**SHORT TASK**.
Begin with the line that contains "Output a JSON" and transcribe each line after it, up to and including the last line of the listing below.

________________

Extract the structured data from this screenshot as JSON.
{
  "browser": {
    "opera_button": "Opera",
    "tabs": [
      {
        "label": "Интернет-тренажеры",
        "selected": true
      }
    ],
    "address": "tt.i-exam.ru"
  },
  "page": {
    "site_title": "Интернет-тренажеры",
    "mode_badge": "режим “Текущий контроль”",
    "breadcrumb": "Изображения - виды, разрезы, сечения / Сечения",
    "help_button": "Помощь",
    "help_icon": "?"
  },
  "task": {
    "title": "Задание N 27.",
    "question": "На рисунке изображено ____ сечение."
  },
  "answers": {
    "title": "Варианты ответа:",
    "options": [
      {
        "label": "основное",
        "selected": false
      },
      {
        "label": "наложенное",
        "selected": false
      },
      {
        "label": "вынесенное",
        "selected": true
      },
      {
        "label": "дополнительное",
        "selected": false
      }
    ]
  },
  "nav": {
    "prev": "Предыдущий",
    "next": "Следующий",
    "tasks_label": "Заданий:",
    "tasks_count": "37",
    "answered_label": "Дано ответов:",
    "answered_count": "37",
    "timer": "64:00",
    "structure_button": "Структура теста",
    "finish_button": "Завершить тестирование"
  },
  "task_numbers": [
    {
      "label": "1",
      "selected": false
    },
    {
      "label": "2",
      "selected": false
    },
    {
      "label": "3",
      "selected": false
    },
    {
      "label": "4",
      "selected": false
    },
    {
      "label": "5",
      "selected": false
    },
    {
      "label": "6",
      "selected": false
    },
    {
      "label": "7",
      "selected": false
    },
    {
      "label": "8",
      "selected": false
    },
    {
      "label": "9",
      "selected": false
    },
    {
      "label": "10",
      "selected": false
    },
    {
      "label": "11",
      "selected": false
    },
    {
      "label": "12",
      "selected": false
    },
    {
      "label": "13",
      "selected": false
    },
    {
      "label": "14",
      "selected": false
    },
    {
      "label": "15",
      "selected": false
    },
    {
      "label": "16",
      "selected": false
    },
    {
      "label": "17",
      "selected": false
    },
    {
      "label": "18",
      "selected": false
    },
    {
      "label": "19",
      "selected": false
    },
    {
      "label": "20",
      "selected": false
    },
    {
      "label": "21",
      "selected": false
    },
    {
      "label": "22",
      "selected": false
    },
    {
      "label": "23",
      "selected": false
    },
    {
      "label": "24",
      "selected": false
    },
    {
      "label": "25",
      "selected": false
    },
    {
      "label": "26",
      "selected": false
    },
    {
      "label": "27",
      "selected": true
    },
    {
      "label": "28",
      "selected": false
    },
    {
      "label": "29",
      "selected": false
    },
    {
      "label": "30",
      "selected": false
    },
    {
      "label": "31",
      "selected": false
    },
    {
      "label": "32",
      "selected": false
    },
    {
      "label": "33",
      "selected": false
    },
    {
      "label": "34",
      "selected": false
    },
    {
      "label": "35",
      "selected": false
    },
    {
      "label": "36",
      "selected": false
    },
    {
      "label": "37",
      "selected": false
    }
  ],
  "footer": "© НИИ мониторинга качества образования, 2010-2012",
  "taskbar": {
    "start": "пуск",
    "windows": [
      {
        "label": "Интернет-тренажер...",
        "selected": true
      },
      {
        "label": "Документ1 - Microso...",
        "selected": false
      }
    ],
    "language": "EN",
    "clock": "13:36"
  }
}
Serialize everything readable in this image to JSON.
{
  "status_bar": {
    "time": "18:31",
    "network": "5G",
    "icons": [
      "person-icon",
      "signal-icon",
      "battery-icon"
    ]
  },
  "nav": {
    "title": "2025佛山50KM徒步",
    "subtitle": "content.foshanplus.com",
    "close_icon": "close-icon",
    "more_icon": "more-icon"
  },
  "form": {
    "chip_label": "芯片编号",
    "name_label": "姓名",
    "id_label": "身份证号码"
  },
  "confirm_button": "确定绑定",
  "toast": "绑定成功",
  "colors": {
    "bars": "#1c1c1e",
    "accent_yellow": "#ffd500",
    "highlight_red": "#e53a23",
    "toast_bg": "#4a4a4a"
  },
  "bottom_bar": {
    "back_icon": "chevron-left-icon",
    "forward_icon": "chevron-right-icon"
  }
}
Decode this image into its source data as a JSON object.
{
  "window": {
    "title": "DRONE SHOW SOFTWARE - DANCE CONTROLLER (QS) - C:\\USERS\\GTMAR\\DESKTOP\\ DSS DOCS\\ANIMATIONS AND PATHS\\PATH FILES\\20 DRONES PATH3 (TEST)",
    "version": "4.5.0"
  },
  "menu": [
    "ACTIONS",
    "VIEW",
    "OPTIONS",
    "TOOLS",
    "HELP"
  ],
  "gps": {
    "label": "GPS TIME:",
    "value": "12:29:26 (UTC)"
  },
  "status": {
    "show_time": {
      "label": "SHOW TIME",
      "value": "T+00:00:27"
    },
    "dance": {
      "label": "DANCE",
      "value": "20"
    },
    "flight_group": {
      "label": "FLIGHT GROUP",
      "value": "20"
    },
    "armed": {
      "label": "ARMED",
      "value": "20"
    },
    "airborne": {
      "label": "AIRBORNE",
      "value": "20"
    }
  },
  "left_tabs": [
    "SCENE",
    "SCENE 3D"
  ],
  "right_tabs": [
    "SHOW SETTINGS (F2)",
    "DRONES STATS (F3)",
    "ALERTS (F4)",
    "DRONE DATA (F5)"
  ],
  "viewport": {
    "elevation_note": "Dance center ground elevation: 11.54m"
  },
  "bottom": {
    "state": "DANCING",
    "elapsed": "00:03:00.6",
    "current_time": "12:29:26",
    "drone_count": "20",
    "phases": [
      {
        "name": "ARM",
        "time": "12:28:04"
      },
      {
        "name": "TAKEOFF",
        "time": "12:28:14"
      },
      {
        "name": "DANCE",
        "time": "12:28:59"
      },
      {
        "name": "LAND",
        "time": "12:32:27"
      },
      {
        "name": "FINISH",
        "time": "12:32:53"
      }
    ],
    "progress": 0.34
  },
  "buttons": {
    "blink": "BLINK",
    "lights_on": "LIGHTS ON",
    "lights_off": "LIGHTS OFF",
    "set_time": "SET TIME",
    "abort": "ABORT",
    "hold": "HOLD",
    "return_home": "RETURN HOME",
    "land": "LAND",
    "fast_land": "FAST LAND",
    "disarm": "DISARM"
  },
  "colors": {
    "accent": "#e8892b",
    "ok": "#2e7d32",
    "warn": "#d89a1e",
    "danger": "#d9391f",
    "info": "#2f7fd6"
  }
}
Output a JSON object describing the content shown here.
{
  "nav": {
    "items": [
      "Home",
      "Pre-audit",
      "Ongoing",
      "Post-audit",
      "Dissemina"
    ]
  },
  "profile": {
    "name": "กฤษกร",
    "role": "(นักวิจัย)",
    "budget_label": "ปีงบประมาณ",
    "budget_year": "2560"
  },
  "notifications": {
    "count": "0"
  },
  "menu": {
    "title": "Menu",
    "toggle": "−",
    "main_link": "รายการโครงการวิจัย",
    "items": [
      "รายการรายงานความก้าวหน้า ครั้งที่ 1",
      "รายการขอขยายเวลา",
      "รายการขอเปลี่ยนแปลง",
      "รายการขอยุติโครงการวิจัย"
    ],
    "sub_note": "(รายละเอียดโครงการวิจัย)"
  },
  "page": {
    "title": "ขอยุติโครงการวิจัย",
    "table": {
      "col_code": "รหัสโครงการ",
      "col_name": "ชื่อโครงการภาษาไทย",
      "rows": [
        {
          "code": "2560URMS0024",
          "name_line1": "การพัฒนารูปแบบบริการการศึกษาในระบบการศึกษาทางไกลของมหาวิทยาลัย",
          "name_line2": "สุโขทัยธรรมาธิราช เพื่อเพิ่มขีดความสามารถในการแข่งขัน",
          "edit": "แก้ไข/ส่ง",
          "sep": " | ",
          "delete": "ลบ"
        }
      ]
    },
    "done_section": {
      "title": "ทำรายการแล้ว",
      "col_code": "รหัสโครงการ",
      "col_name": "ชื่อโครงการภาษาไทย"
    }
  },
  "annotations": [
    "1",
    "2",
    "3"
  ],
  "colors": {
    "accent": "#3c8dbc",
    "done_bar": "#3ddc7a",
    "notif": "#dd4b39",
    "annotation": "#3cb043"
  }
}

________________

**RESPONSE FOR THIS EXERCISE**.
Output a JSON object describing the content shown here.
{
  "nav": {
    "items": [
      "Home",
      "Pre-audit",
      "Ongoing",
      "Post-audit",
      "Dissemina"
    ]
  },
  "profile": {
    "name": "กฤษกร",
    "role": "(นักวิจัย)",
    "budget_label": "ปีงบประมาณ",
    "budget_year": "2560"
  },
  "notifications": {
    "count": "0"
  },
  "menu": {
    "title": "Menu",
    "toggle": "−",
    "main_link": "รายการโครงการวิจัย",
    "items": [
      "รายการรายงานความก้าวหน้า ครั้งที่ 1",
      "รายการขอขยายเวลา",
      "รายการขอเปลี่ยนแปลง",
      "รายการขอยุติโครงการวิจัย"
    ],
    "sub_note": "(รายละเอียดโครงการวิจัย)"
  },
  "page": {
    "title": "ขอยุติโครงการวิจัย",
    "table": {
      "col_code": "รหัสโครงการ",
      "col_name": "ชื่อโครงการภาษาไทย",
      "rows": [
        {
          "code": "2560URMS0024",
          "name_line1": "การพัฒนารูปแบบบริการการศึกษาในระบบการศึกษาทางไกลของมหาวิทยาลัย",
          "name_line2": "สุโขทัยธรรมาธิราช เพื่อเพิ่มขีดความสามารถในการแข่งขัน",
          "edit": "แก้ไข/ส่ง",
          "sep": " | ",
          "delete": "ลบ"
        }
      ]
    },
    "done_section": {
      "title": "ทำรายการแล้ว",
      "col_code": "รหัสโครงการ",
      "col_name": "ชื่อโครงการภาษาไทย"
    }
  },
  "annotations": [
    "1",
    "2",
    "3"
  ],
  "colors": {
    "accent": "#3c8dbc",
    "done_bar": "#3ddc7a",
    "notif": "#dd4b39",
    "annotation": "#3cb043"
  }
}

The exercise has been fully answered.